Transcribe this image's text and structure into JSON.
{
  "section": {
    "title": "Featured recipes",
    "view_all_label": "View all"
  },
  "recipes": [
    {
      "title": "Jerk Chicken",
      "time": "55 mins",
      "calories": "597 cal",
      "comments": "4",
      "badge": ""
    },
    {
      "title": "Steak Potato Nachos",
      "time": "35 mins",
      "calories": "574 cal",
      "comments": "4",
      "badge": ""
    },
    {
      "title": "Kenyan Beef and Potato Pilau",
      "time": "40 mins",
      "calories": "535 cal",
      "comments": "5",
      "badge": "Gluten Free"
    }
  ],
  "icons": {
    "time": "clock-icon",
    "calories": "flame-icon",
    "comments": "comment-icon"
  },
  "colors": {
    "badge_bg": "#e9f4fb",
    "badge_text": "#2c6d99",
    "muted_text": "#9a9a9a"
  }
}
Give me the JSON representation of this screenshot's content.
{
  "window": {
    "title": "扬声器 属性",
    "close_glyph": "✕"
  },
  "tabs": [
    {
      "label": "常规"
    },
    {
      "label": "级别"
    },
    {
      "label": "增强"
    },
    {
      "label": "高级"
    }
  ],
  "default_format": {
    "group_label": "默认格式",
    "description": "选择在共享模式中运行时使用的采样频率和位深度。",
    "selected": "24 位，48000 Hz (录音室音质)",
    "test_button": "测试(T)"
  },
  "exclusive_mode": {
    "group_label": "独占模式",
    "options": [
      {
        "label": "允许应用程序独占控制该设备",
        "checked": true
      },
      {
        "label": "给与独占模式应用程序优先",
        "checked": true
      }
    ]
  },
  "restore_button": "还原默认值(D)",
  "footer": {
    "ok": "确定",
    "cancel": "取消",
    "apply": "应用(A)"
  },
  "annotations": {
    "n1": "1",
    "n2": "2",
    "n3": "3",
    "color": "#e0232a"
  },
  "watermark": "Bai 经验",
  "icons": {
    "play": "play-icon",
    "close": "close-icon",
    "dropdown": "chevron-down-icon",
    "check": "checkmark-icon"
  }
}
---
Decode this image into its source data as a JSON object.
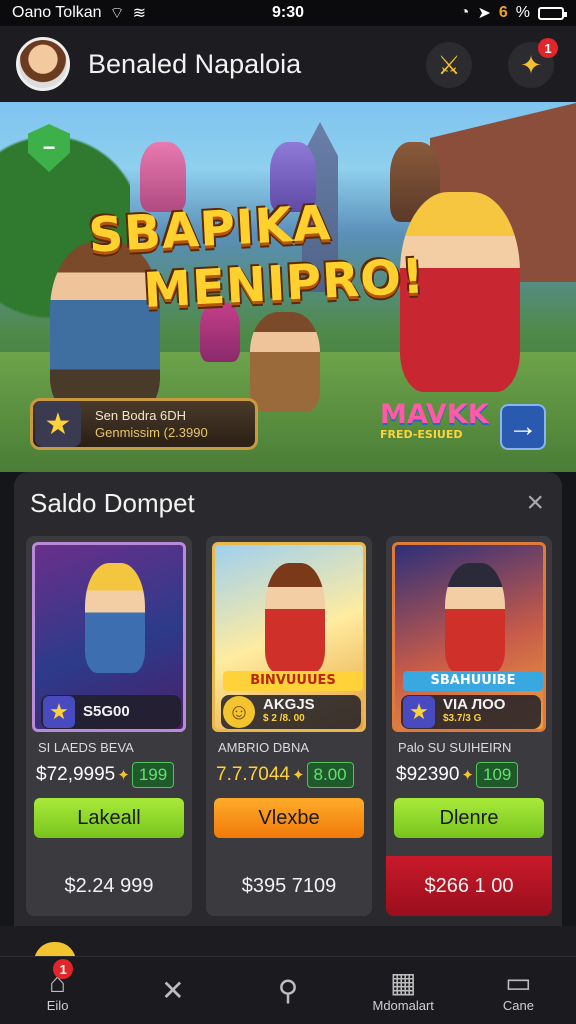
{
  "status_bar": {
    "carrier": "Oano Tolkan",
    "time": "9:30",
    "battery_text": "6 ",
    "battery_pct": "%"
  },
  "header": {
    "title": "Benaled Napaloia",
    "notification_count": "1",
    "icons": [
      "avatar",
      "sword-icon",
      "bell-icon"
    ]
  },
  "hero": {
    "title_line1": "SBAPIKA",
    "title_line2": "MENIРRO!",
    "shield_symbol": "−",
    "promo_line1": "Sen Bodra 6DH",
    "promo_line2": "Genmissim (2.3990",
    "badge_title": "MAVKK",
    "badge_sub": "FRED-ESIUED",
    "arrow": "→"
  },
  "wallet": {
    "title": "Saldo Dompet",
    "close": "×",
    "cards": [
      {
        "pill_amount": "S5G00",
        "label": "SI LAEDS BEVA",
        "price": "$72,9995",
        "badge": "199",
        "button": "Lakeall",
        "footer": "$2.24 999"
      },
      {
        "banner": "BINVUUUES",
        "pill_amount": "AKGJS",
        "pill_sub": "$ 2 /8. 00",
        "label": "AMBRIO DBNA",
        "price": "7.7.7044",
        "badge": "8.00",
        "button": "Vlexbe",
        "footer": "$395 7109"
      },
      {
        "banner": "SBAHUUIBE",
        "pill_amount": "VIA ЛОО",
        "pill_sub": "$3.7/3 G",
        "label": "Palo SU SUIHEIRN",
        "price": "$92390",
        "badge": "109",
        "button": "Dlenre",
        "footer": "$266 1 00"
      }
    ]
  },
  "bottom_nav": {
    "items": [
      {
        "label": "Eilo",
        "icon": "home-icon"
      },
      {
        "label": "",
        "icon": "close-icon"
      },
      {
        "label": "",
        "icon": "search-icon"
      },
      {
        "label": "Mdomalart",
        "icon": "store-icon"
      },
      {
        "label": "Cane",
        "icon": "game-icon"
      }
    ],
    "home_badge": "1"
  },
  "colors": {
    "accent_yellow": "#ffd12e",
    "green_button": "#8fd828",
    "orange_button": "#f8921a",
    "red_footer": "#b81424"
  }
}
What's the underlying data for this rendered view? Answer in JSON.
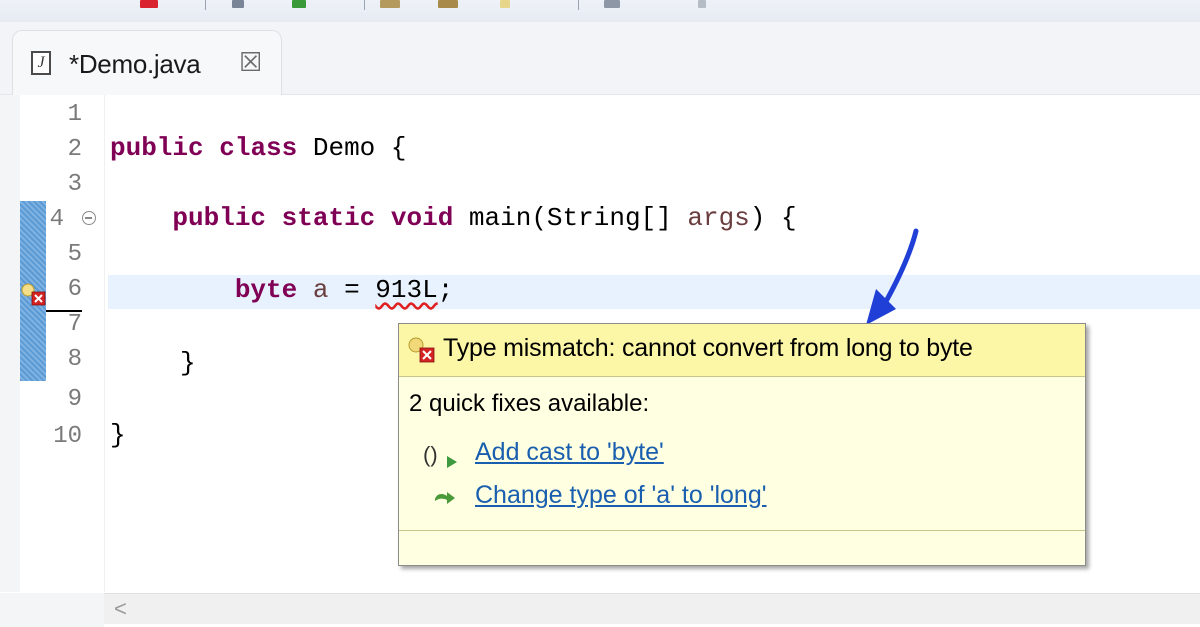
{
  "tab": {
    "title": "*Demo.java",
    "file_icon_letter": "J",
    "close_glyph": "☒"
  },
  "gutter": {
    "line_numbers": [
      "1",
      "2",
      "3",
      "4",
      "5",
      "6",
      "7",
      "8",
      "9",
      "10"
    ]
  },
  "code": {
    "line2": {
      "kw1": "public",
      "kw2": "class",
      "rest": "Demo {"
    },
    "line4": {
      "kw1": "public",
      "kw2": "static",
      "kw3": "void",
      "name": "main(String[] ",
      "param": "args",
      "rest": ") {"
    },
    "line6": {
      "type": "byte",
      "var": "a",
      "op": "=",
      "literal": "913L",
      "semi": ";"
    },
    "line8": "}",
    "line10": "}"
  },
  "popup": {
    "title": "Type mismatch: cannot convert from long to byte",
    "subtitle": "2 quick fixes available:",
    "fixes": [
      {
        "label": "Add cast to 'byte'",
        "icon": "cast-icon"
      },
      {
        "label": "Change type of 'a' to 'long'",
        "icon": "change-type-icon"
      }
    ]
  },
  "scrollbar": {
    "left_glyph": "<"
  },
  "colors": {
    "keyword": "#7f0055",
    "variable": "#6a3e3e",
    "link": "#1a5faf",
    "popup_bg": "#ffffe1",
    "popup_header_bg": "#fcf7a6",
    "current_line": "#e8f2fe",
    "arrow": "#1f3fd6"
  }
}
* * *
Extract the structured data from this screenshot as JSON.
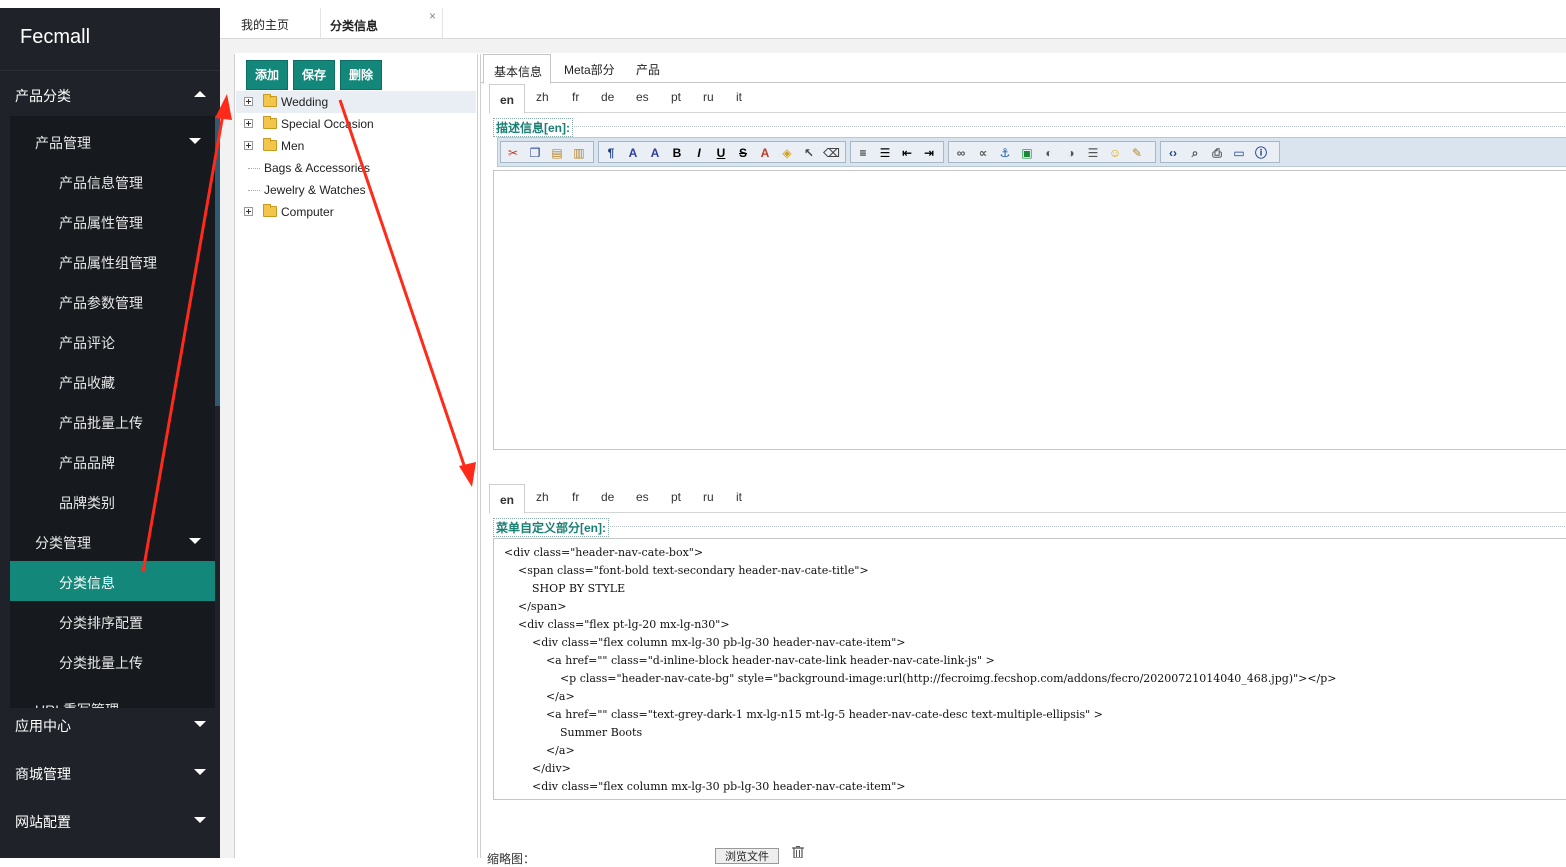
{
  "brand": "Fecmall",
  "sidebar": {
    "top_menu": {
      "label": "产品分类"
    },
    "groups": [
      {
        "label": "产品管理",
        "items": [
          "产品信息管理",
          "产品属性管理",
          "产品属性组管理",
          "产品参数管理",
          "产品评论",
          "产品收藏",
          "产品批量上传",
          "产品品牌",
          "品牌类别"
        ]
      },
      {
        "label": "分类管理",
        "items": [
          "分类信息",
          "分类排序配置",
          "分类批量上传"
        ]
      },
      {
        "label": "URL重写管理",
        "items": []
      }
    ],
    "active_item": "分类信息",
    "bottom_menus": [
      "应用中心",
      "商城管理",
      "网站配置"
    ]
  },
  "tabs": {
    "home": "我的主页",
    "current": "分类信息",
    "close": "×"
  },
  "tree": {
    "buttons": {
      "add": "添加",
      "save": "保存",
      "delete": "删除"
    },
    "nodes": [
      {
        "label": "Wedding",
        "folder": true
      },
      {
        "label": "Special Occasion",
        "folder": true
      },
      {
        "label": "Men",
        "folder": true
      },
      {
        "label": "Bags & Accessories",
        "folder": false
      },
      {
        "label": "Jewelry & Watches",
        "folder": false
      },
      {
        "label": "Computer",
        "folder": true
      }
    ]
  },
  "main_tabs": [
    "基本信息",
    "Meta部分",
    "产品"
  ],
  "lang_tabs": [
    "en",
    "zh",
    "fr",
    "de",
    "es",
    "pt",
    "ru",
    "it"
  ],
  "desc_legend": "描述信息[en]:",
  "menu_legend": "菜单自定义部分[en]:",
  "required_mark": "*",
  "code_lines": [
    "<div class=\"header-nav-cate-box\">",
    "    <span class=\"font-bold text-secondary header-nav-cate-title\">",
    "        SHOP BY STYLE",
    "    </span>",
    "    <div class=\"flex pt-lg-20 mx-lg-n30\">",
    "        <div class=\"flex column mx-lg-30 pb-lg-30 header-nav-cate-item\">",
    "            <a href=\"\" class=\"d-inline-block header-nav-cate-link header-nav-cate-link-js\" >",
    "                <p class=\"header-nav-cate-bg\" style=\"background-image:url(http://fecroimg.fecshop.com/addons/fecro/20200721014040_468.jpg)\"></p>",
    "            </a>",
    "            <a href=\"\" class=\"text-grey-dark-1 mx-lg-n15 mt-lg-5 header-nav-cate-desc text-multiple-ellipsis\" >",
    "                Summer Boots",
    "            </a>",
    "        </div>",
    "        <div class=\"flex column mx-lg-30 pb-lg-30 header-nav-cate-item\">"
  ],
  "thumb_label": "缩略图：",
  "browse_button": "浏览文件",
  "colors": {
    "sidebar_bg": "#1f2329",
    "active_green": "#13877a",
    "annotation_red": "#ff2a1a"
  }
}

→ Aim
State how many lines of the material contain the string "from", with no other words.

→ Result of this task
2